◆ **Listed records**

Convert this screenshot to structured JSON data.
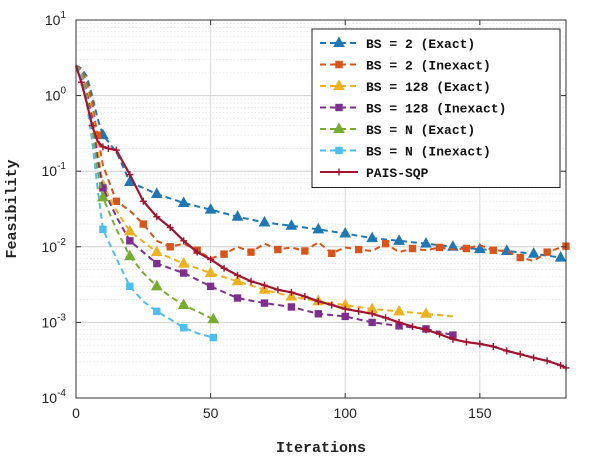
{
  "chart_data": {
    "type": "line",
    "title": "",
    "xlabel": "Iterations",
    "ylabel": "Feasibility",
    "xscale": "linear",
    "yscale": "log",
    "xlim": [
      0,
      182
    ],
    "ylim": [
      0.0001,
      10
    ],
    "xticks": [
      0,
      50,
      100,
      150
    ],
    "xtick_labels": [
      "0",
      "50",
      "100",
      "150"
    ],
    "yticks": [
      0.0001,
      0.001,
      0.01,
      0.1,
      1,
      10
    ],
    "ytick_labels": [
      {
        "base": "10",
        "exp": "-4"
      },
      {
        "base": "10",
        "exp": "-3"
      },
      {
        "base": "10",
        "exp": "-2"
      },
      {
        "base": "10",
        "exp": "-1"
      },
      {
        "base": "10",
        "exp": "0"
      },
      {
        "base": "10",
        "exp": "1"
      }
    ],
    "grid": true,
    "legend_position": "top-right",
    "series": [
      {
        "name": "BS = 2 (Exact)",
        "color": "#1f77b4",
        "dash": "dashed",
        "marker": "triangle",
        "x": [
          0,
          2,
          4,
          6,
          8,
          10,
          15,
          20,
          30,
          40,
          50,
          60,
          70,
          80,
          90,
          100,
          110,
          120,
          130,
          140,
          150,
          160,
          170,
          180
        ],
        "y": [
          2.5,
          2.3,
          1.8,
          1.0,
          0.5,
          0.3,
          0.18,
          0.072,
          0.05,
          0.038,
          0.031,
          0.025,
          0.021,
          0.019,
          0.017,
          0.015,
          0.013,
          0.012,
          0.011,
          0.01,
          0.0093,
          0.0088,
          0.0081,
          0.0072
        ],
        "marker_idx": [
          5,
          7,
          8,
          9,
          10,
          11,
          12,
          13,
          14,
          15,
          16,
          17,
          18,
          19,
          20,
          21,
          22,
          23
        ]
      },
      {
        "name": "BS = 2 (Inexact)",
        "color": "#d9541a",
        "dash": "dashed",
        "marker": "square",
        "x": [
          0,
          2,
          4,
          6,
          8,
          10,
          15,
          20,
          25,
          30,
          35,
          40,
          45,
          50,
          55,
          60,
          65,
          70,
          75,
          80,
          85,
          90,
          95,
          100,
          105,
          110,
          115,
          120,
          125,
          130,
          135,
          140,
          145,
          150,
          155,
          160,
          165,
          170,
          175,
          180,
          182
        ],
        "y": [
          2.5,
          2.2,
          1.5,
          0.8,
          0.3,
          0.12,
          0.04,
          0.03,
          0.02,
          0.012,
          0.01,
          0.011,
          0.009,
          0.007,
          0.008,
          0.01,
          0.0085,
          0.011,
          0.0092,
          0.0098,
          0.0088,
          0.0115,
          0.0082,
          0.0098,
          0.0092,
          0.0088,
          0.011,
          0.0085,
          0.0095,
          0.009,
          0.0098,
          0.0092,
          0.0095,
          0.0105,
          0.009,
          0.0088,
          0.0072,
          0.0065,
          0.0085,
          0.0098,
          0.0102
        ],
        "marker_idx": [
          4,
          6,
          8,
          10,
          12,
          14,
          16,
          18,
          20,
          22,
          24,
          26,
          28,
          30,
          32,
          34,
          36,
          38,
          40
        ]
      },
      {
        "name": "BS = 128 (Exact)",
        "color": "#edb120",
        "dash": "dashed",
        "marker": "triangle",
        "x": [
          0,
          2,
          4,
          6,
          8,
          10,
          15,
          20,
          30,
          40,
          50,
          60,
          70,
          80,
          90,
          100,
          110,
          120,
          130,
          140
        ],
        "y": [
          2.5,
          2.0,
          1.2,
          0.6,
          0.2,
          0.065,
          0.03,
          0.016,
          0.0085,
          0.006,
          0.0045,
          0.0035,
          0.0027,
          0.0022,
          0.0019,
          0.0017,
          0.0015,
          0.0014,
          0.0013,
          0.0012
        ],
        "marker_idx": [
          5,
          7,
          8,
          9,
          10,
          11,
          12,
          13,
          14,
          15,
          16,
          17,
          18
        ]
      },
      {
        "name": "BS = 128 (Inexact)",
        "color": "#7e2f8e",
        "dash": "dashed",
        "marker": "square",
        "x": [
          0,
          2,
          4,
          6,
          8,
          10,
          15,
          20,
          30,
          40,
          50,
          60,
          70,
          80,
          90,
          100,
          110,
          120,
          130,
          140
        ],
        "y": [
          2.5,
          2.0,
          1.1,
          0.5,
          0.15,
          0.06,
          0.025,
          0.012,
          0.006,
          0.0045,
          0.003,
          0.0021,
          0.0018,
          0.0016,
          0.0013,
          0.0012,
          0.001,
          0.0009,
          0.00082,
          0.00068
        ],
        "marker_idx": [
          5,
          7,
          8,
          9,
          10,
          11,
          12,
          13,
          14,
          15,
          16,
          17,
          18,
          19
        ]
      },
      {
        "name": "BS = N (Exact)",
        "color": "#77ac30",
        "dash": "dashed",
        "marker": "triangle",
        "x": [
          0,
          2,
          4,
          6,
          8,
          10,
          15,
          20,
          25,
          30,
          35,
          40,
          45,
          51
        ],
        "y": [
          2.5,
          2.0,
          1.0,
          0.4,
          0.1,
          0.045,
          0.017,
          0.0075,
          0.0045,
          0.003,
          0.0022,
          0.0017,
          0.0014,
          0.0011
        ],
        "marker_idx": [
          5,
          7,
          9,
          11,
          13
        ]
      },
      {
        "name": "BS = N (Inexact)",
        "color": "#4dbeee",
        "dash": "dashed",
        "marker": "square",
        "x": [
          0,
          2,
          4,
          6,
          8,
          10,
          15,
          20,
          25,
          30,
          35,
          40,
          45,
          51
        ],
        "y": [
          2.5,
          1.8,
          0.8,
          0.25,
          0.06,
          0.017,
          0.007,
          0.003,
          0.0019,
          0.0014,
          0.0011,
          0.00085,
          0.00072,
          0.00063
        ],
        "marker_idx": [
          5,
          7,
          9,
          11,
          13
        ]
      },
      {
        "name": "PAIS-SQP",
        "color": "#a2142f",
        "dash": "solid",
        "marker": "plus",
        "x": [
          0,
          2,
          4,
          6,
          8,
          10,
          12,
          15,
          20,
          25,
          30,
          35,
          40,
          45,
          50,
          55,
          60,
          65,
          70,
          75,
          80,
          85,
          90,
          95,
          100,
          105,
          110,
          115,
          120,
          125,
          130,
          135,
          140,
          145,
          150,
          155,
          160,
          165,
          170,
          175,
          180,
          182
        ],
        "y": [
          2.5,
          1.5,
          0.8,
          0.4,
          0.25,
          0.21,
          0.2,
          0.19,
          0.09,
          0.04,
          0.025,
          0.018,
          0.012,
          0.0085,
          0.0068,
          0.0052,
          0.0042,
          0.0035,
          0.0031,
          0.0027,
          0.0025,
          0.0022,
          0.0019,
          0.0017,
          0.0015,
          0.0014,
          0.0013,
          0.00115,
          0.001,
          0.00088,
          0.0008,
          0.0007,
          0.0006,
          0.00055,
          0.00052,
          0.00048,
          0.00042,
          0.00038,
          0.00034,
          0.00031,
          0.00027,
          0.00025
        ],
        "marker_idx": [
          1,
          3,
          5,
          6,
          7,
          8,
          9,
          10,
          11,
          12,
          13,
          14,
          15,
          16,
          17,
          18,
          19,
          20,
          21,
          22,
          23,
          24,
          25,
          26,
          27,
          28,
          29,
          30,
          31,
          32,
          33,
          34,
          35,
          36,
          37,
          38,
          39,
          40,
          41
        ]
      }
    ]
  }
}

◆ **Given instruction**
Replicate the material above verbatim; images stay out of the copy.

◆ **Answer for the task**
Convert this screenshot to structured JSON data.
{
  "chart_data": {
    "type": "line",
    "title": "",
    "xlabel": "Iterations",
    "ylabel": "Feasibility",
    "xscale": "linear",
    "yscale": "log",
    "xlim": [
      0,
      182
    ],
    "ylim": [
      0.0001,
      10
    ],
    "xticks": [
      0,
      50,
      100,
      150
    ],
    "xtick_labels": [
      "0",
      "50",
      "100",
      "150"
    ],
    "yticks": [
      0.0001,
      0.001,
      0.01,
      0.1,
      1,
      10
    ],
    "ytick_labels": [
      {
        "base": "10",
        "exp": "-4"
      },
      {
        "base": "10",
        "exp": "-3"
      },
      {
        "base": "10",
        "exp": "-2"
      },
      {
        "base": "10",
        "exp": "-1"
      },
      {
        "base": "10",
        "exp": "0"
      },
      {
        "base": "10",
        "exp": "1"
      }
    ],
    "grid": true,
    "legend_position": "top-right",
    "series": [
      {
        "name": "BS = 2 (Exact)",
        "color": "#1f77b4",
        "dash": "dashed",
        "marker": "triangle",
        "x": [
          0,
          2,
          4,
          6,
          8,
          10,
          15,
          20,
          30,
          40,
          50,
          60,
          70,
          80,
          90,
          100,
          110,
          120,
          130,
          140,
          150,
          160,
          170,
          180
        ],
        "y": [
          2.5,
          2.3,
          1.8,
          1.0,
          0.5,
          0.3,
          0.18,
          0.072,
          0.05,
          0.038,
          0.031,
          0.025,
          0.021,
          0.019,
          0.017,
          0.015,
          0.013,
          0.012,
          0.011,
          0.01,
          0.0093,
          0.0088,
          0.0081,
          0.0072
        ],
        "marker_idx": [
          5,
          7,
          8,
          9,
          10,
          11,
          12,
          13,
          14,
          15,
          16,
          17,
          18,
          19,
          20,
          21,
          22,
          23
        ]
      },
      {
        "name": "BS = 2 (Inexact)",
        "color": "#d9541a",
        "dash": "dashed",
        "marker": "square",
        "x": [
          0,
          2,
          4,
          6,
          8,
          10,
          15,
          20,
          25,
          30,
          35,
          40,
          45,
          50,
          55,
          60,
          65,
          70,
          75,
          80,
          85,
          90,
          95,
          100,
          105,
          110,
          115,
          120,
          125,
          130,
          135,
          140,
          145,
          150,
          155,
          160,
          165,
          170,
          175,
          180,
          182
        ],
        "y": [
          2.5,
          2.2,
          1.5,
          0.8,
          0.3,
          0.12,
          0.04,
          0.03,
          0.02,
          0.012,
          0.01,
          0.011,
          0.009,
          0.007,
          0.008,
          0.01,
          0.0085,
          0.011,
          0.0092,
          0.0098,
          0.0088,
          0.0115,
          0.0082,
          0.0098,
          0.0092,
          0.0088,
          0.011,
          0.0085,
          0.0095,
          0.009,
          0.0098,
          0.0092,
          0.0095,
          0.0105,
          0.009,
          0.0088,
          0.0072,
          0.0065,
          0.0085,
          0.0098,
          0.0102
        ],
        "marker_idx": [
          4,
          6,
          8,
          10,
          12,
          14,
          16,
          18,
          20,
          22,
          24,
          26,
          28,
          30,
          32,
          34,
          36,
          38,
          40
        ]
      },
      {
        "name": "BS = 128 (Exact)",
        "color": "#edb120",
        "dash": "dashed",
        "marker": "triangle",
        "x": [
          0,
          2,
          4,
          6,
          8,
          10,
          15,
          20,
          30,
          40,
          50,
          60,
          70,
          80,
          90,
          100,
          110,
          120,
          130,
          140
        ],
        "y": [
          2.5,
          2.0,
          1.2,
          0.6,
          0.2,
          0.065,
          0.03,
          0.016,
          0.0085,
          0.006,
          0.0045,
          0.0035,
          0.0027,
          0.0022,
          0.0019,
          0.0017,
          0.0015,
          0.0014,
          0.0013,
          0.0012
        ],
        "marker_idx": [
          5,
          7,
          8,
          9,
          10,
          11,
          12,
          13,
          14,
          15,
          16,
          17,
          18
        ]
      },
      {
        "name": "BS = 128 (Inexact)",
        "color": "#7e2f8e",
        "dash": "dashed",
        "marker": "square",
        "x": [
          0,
          2,
          4,
          6,
          8,
          10,
          15,
          20,
          30,
          40,
          50,
          60,
          70,
          80,
          90,
          100,
          110,
          120,
          130,
          140
        ],
        "y": [
          2.5,
          2.0,
          1.1,
          0.5,
          0.15,
          0.06,
          0.025,
          0.012,
          0.006,
          0.0045,
          0.003,
          0.0021,
          0.0018,
          0.0016,
          0.0013,
          0.0012,
          0.001,
          0.0009,
          0.00082,
          0.00068
        ],
        "marker_idx": [
          5,
          7,
          8,
          9,
          10,
          11,
          12,
          13,
          14,
          15,
          16,
          17,
          18,
          19
        ]
      },
      {
        "name": "BS = N (Exact)",
        "color": "#77ac30",
        "dash": "dashed",
        "marker": "triangle",
        "x": [
          0,
          2,
          4,
          6,
          8,
          10,
          15,
          20,
          25,
          30,
          35,
          40,
          45,
          51
        ],
        "y": [
          2.5,
          2.0,
          1.0,
          0.4,
          0.1,
          0.045,
          0.017,
          0.0075,
          0.0045,
          0.003,
          0.0022,
          0.0017,
          0.0014,
          0.0011
        ],
        "marker_idx": [
          5,
          7,
          9,
          11,
          13
        ]
      },
      {
        "name": "BS = N (Inexact)",
        "color": "#4dbeee",
        "dash": "dashed",
        "marker": "square",
        "x": [
          0,
          2,
          4,
          6,
          8,
          10,
          15,
          20,
          25,
          30,
          35,
          40,
          45,
          51
        ],
        "y": [
          2.5,
          1.8,
          0.8,
          0.25,
          0.06,
          0.017,
          0.007,
          0.003,
          0.0019,
          0.0014,
          0.0011,
          0.00085,
          0.00072,
          0.00063
        ],
        "marker_idx": [
          5,
          7,
          9,
          11,
          13
        ]
      },
      {
        "name": "PAIS-SQP",
        "color": "#a2142f",
        "dash": "solid",
        "marker": "plus",
        "x": [
          0,
          2,
          4,
          6,
          8,
          10,
          12,
          15,
          20,
          25,
          30,
          35,
          40,
          45,
          50,
          55,
          60,
          65,
          70,
          75,
          80,
          85,
          90,
          95,
          100,
          105,
          110,
          115,
          120,
          125,
          130,
          135,
          140,
          145,
          150,
          155,
          160,
          165,
          170,
          175,
          180,
          182
        ],
        "y": [
          2.5,
          1.5,
          0.8,
          0.4,
          0.25,
          0.21,
          0.2,
          0.19,
          0.09,
          0.04,
          0.025,
          0.018,
          0.012,
          0.0085,
          0.0068,
          0.0052,
          0.0042,
          0.0035,
          0.0031,
          0.0027,
          0.0025,
          0.0022,
          0.0019,
          0.0017,
          0.0015,
          0.0014,
          0.0013,
          0.00115,
          0.001,
          0.00088,
          0.0008,
          0.0007,
          0.0006,
          0.00055,
          0.00052,
          0.00048,
          0.00042,
          0.00038,
          0.00034,
          0.00031,
          0.00027,
          0.00025
        ],
        "marker_idx": [
          1,
          3,
          5,
          6,
          7,
          8,
          9,
          10,
          11,
          12,
          13,
          14,
          15,
          16,
          17,
          18,
          19,
          20,
          21,
          22,
          23,
          24,
          25,
          26,
          27,
          28,
          29,
          30,
          31,
          32,
          33,
          34,
          35,
          36,
          37,
          38,
          39,
          40,
          41
        ]
      }
    ]
  }
}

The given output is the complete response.